What is asked :: Go through the records underneath and write each one out again exactly.

*****

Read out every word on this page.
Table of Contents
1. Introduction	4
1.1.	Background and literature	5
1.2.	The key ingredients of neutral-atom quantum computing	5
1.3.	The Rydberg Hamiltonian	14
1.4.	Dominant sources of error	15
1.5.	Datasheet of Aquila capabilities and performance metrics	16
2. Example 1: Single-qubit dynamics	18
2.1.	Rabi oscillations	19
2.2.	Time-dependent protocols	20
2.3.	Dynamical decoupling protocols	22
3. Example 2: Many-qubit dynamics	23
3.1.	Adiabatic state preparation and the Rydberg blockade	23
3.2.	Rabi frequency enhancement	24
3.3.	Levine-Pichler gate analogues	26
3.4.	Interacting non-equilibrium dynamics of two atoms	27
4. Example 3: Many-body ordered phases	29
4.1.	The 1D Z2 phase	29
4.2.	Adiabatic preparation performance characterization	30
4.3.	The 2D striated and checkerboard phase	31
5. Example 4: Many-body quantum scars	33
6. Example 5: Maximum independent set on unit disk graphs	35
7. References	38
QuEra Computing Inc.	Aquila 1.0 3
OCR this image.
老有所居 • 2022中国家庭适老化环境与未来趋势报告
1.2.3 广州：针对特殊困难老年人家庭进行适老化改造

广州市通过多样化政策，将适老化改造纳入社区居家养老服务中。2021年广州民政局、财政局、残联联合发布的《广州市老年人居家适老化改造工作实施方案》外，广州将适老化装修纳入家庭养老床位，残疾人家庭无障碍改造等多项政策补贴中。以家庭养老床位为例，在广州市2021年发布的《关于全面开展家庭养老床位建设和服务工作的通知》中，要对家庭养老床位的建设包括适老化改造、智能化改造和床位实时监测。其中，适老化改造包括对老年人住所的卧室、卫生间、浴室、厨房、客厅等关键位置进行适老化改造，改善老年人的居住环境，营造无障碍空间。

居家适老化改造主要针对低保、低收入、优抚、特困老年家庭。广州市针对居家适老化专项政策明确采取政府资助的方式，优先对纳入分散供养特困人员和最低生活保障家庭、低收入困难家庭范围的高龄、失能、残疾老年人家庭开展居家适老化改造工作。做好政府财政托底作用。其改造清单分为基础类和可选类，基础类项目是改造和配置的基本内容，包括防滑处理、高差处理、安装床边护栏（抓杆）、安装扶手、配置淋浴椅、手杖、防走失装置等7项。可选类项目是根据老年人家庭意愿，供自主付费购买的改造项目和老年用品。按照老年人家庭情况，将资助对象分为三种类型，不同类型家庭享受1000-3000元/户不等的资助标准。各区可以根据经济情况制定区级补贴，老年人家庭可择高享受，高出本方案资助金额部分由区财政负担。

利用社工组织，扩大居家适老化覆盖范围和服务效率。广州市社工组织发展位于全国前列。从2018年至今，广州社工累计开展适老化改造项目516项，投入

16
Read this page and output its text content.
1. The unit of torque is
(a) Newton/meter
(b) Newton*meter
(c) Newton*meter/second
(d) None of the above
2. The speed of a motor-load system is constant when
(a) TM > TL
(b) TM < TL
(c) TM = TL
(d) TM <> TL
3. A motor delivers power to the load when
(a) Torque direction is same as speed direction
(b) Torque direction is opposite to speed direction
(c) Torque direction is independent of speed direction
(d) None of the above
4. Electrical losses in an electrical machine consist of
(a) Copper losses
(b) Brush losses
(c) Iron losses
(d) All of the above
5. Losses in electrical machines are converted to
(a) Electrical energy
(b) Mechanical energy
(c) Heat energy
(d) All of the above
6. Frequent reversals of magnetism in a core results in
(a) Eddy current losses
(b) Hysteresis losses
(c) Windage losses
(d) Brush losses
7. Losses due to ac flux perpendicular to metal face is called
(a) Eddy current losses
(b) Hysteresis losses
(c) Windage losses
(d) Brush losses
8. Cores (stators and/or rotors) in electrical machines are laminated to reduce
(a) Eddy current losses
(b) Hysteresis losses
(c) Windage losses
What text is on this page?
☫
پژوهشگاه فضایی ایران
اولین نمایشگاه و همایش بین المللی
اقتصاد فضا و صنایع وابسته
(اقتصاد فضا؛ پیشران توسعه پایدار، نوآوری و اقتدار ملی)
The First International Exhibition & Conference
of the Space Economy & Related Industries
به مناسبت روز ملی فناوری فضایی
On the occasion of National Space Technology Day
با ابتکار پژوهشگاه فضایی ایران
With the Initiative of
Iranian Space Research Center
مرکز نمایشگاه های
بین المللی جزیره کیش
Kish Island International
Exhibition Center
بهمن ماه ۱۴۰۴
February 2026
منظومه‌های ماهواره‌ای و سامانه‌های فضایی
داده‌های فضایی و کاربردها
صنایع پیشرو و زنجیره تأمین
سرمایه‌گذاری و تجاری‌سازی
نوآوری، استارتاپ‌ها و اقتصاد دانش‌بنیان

*****

Written response ::
Read out every word on this page.
Table of Contents
1. Introduction	4
1.1.	Background and literature	5
1.2.	The key ingredients of neutral-atom quantum computing	5
1.3.	The Rydberg Hamiltonian	14
1.4.	Dominant sources of error	15
1.5.	Datasheet of Aquila capabilities and performance metrics	16
2. Example 1: Single-qubit dynamics	18
2.1.	Rabi oscillations	19
2.2.	Time-dependent protocols	20
2.3.	Dynamical decoupling protocols	22
3. Example 2: Many-qubit dynamics	23
3.1.	Adiabatic state preparation and the Rydberg blockade	23
3.2.	Rabi frequency enhancement	24
3.3.	Levine-Pichler gate analogues	26
3.4.	Interacting non-equilibrium dynamics of two atoms	27
4. Example 3: Many-body ordered phases	29
4.1.	The 1D Z2 phase	29
4.2.	Adiabatic preparation performance characterization	30
4.3.	The 2D striated and checkerboard phase	31
5. Example 4: Many-body quantum scars	33
6. Example 5: Maximum independent set on unit disk graphs	35
7. References	38
QuEra Computing Inc.	Aquila 1.0 3
OCR this image.
老有所居 • 2022中国家庭适老化环境与未来趋势报告
1.2.3 广州：针对特殊困难老年人家庭进行适老化改造

广州市通过多样化政策，将适老化改造纳入社区居家养老服务中。2021年广州民政局、财政局、残联联合发布的《广州市老年人居家适老化改造工作实施方案》外，广州将适老化装修纳入家庭养老床位，残疾人家庭无障碍改造等多项政策补贴中。以家庭养老床位为例，在广州市2021年发布的《关于全面开展家庭养老床位建设和服务工作的通知》中，要对家庭养老床位的建设包括适老化改造、智能化改造和床位实时监测。其中，适老化改造包括对老年人住所的卧室、卫生间、浴室、厨房、客厅等关键位置进行适老化改造，改善老年人的居住环境，营造无障碍空间。

居家适老化改造主要针对低保、低收入、优抚、特困老年家庭。广州市针对居家适老化专项政策明确采取政府资助的方式，优先对纳入分散供养特困人员和最低生活保障家庭、低收入困难家庭范围的高龄、失能、残疾老年人家庭开展居家适老化改造工作。做好政府财政托底作用。其改造清单分为基础类和可选类，基础类项目是改造和配置的基本内容，包括防滑处理、高差处理、安装床边护栏（抓杆）、安装扶手、配置淋浴椅、手杖、防走失装置等7项。可选类项目是根据老年人家庭意愿，供自主付费购买的改造项目和老年用品。按照老年人家庭情况，将资助对象分为三种类型，不同类型家庭享受1000-3000元/户不等的资助标准。各区可以根据经济情况制定区级补贴，老年人家庭可择高享受，高出本方案资助金额部分由区财政负担。

利用社工组织，扩大居家适老化覆盖范围和服务效率。广州市社工组织发展位于全国前列。从2018年至今，广州社工累计开展适老化改造项目516项，投入

16
Read this page and output its text content.
1. The unit of torque is
(a) Newton/meter
(b) Newton*meter
(c) Newton*meter/second
(d) None of the above
2. The speed of a motor-load system is constant when
(a) TM > TL
(b) TM < TL
(c) TM = TL
(d) TM <> TL
3. A motor delivers power to the load when
(a) Torque direction is same as speed direction
(b) Torque direction is opposite to speed direction
(c) Torque direction is independent of speed direction
(d) None of the above
4. Electrical losses in an electrical machine consist of
(a) Copper losses
(b) Brush losses
(c) Iron losses
(d) All of the above
5. Losses in electrical machines are converted to
(a) Electrical energy
(b) Mechanical energy
(c) Heat energy
(d) All of the above
6. Frequent reversals of magnetism in a core results in
(a) Eddy current losses
(b) Hysteresis losses
(c) Windage losses
(d) Brush losses
7. Losses due to ac flux perpendicular to metal face is called
(a) Eddy current losses
(b) Hysteresis losses
(c) Windage losses
(d) Brush losses
8. Cores (stators and/or rotors) in electrical machines are laminated to reduce
(a) Eddy current losses
(b) Hysteresis losses
(c) Windage losses
What text is on this page?
☫
پژوهشگاه فضایی ایران
اولین نمایشگاه و همایش بین المللی
اقتصاد فضا و صنایع وابسته
(اقتصاد فضا؛ پیشران توسعه پایدار، نوآوری و اقتدار ملی)
The First International Exhibition & Conference
of the Space Economy & Related Industries
به مناسبت روز ملی فناوری فضایی
On the occasion of National Space Technology Day
با ابتکار پژوهشگاه فضایی ایران
With the Initiative of
Iranian Space Research Center
مرکز نمایشگاه های
بین المللی جزیره کیش
Kish Island International
Exhibition Center
بهمن ماه ۱۴۰۴
February 2026
منظومه‌های ماهواره‌ای و سامانه‌های فضایی
داده‌های فضایی و کاربردها
صنایع پیشرو و زنجیره تأمین
سرمایه‌گذاری و تجاری‌سازی
نوآوری، استارتاپ‌ها و اقتصاد دانش‌بنیان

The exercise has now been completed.